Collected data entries
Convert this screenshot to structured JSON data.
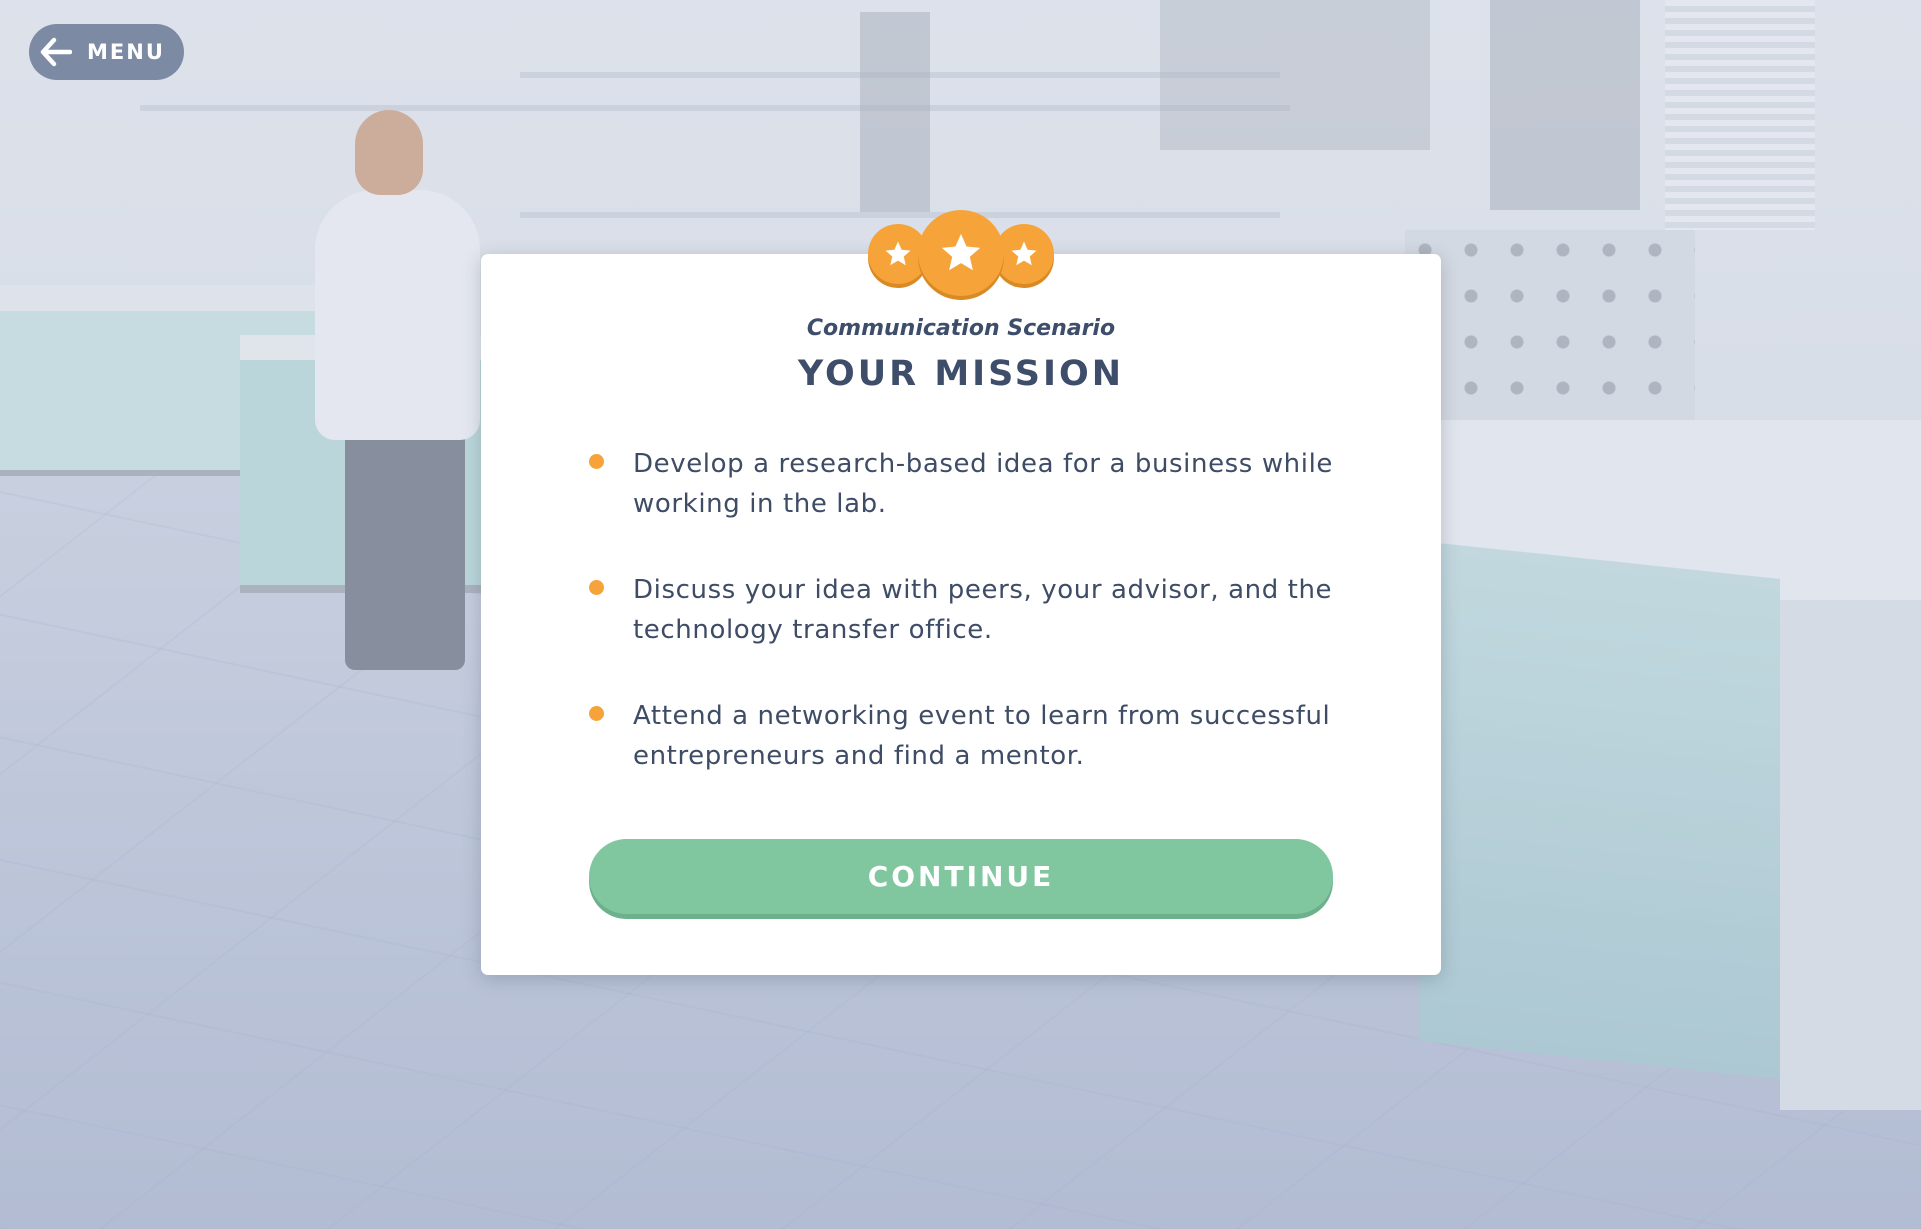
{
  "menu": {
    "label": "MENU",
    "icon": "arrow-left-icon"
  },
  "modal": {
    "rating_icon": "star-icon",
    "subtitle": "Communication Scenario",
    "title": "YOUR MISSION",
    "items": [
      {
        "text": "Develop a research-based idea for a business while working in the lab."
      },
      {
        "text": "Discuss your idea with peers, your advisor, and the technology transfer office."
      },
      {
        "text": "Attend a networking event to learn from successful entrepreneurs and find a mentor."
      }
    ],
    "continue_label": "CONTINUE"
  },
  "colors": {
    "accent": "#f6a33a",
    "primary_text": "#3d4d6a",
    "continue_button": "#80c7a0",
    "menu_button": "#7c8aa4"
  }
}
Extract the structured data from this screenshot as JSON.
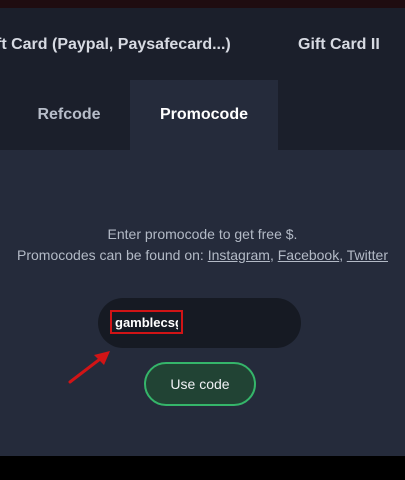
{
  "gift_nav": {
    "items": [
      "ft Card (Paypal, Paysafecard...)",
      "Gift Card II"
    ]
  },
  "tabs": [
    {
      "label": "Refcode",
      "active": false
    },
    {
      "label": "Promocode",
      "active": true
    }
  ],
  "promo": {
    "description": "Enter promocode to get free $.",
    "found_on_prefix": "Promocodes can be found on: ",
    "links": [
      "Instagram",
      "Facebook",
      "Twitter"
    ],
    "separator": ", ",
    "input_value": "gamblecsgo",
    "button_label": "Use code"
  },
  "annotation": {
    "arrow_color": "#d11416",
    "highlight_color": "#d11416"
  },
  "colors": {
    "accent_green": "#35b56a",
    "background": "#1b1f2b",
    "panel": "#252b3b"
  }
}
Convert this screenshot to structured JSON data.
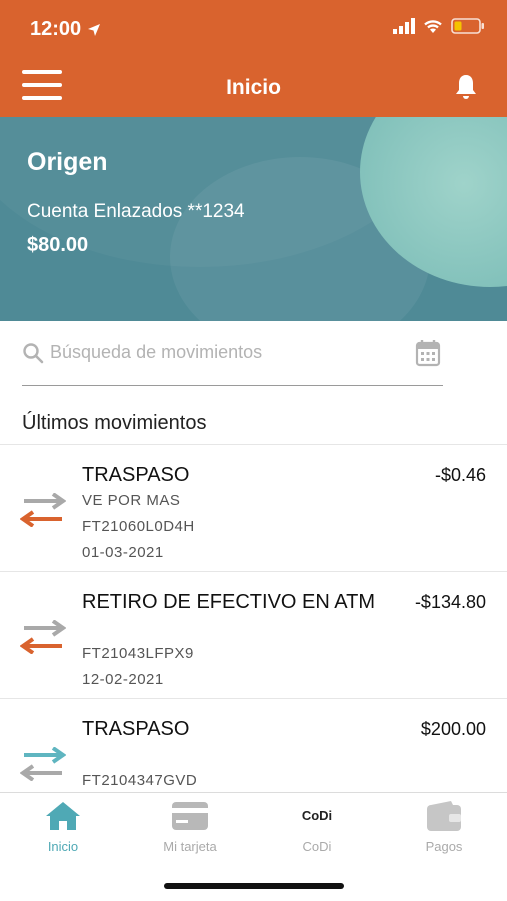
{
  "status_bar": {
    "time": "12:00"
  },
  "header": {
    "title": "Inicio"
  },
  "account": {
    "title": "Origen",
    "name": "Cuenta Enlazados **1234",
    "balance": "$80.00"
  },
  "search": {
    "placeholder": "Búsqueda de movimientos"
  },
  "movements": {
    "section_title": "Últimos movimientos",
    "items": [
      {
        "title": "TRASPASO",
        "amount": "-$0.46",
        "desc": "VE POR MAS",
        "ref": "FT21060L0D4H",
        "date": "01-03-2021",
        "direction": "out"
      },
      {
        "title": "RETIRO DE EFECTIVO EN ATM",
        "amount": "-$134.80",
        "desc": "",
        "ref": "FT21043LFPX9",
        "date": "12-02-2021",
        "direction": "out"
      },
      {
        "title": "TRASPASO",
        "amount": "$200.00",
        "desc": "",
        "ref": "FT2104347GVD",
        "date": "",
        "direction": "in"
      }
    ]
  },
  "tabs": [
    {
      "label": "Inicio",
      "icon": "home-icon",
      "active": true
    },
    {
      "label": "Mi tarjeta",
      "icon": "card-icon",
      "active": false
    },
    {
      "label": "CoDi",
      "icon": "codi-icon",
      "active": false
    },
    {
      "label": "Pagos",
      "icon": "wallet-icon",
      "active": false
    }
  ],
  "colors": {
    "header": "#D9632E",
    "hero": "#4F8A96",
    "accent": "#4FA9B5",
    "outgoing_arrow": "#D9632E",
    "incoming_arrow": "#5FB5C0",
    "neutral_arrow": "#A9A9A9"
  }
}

#### EXERCISE GOAL:
Every record must be copied exactly, with images dropped from the result.

#### COMPLETED EXERCISE:
Convert this screenshot to structured JSON data.
{
  "menu": {
    "label": "MENU",
    "icon": "arrow-left-icon"
  },
  "modal": {
    "rating_icon": "star-icon",
    "subtitle": "Communication Scenario",
    "title": "YOUR MISSION",
    "items": [
      {
        "text": "Develop a research-based idea for a business while working in the lab."
      },
      {
        "text": "Discuss your idea with peers, your advisor, and the technology transfer office."
      },
      {
        "text": "Attend a networking event to learn from successful entrepreneurs and find a mentor."
      }
    ],
    "continue_label": "CONTINUE"
  },
  "colors": {
    "accent": "#f6a33a",
    "primary_text": "#3d4d6a",
    "continue_button": "#80c7a0",
    "menu_button": "#7c8aa4"
  }
}
Extract the structured data from this screenshot as JSON.
{
  "gift_nav": {
    "items": [
      "ft Card (Paypal, Paysafecard...)",
      "Gift Card II"
    ]
  },
  "tabs": [
    {
      "label": "Refcode",
      "active": false
    },
    {
      "label": "Promocode",
      "active": true
    }
  ],
  "promo": {
    "description": "Enter promocode to get free $.",
    "found_on_prefix": "Promocodes can be found on: ",
    "links": [
      "Instagram",
      "Facebook",
      "Twitter"
    ],
    "separator": ", ",
    "input_value": "gamblecsgo",
    "button_label": "Use code"
  },
  "annotation": {
    "arrow_color": "#d11416",
    "highlight_color": "#d11416"
  },
  "colors": {
    "accent_green": "#35b56a",
    "background": "#1b1f2b",
    "panel": "#252b3b"
  }
}
Convert this screenshot to structured JSON data.
{
  "status_bar": {
    "time": "12:00"
  },
  "header": {
    "title": "Inicio"
  },
  "account": {
    "title": "Origen",
    "name": "Cuenta Enlazados **1234",
    "balance": "$80.00"
  },
  "search": {
    "placeholder": "Búsqueda de movimientos"
  },
  "movements": {
    "section_title": "Últimos movimientos",
    "items": [
      {
        "title": "TRASPASO",
        "amount": "-$0.46",
        "desc": "VE POR MAS",
        "ref": "FT21060L0D4H",
        "date": "01-03-2021",
        "direction": "out"
      },
      {
        "title": "RETIRO DE EFECTIVO EN ATM",
        "amount": "-$134.80",
        "desc": "",
        "ref": "FT21043LFPX9",
        "date": "12-02-2021",
        "direction": "out"
      },
      {
        "title": "TRASPASO",
        "amount": "$200.00",
        "desc": "",
        "ref": "FT2104347GVD",
        "date": "",
        "direction": "in"
      }
    ]
  },
  "tabs": [
    {
      "label": "Inicio",
      "icon": "home-icon",
      "active": true
    },
    {
      "label": "Mi tarjeta",
      "icon": "card-icon",
      "active": false
    },
    {
      "label": "CoDi",
      "icon": "codi-icon",
      "active": false
    },
    {
      "label": "Pagos",
      "icon": "wallet-icon",
      "active": false
    }
  ],
  "colors": {
    "header": "#D9632E",
    "hero": "#4F8A96",
    "accent": "#4FA9B5",
    "outgoing_arrow": "#D9632E",
    "incoming_arrow": "#5FB5C0",
    "neutral_arrow": "#A9A9A9"
  }
}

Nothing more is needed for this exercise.